## Task statement
In the material below, list every line carrying the string "test".

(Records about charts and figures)
-- -- --

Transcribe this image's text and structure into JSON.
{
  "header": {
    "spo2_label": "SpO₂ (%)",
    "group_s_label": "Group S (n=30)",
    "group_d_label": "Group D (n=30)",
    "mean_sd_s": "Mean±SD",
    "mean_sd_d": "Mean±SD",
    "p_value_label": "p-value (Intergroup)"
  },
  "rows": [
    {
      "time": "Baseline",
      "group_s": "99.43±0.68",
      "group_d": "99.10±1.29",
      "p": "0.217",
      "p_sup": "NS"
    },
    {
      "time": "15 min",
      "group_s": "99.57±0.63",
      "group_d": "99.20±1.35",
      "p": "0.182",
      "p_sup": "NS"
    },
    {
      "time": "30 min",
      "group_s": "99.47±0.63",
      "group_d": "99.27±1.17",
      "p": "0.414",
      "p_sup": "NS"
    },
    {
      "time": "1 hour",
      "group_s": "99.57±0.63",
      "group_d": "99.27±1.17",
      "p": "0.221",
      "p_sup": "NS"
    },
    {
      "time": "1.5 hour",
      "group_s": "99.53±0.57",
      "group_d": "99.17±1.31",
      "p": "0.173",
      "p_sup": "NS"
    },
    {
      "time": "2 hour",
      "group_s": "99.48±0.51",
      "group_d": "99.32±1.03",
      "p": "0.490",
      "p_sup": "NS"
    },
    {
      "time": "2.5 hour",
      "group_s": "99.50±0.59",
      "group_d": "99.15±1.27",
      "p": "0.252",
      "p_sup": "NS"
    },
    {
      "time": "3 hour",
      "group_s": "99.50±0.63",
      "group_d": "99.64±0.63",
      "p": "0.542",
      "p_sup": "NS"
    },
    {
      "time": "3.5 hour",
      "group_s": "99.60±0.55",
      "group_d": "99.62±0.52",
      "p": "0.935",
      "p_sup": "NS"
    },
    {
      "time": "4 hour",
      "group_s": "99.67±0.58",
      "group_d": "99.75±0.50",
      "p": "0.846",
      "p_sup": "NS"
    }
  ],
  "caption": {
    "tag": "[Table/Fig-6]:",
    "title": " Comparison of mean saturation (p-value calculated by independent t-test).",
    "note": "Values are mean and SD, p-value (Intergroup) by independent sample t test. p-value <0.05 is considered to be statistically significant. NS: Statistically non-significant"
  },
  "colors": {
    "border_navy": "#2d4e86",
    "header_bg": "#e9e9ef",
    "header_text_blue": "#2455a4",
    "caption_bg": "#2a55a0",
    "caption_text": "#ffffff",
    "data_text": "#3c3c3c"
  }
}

-- -- --

## Answer to this exercise
    "title": " Comparison of mean saturation (p-value calculated by independent t-test).",
    "note": "Values are mean and SD, p-value (Intergroup) by independent sample t test. p-value <0.05 is considered to be statistically significant. NS: Statistically non-significant"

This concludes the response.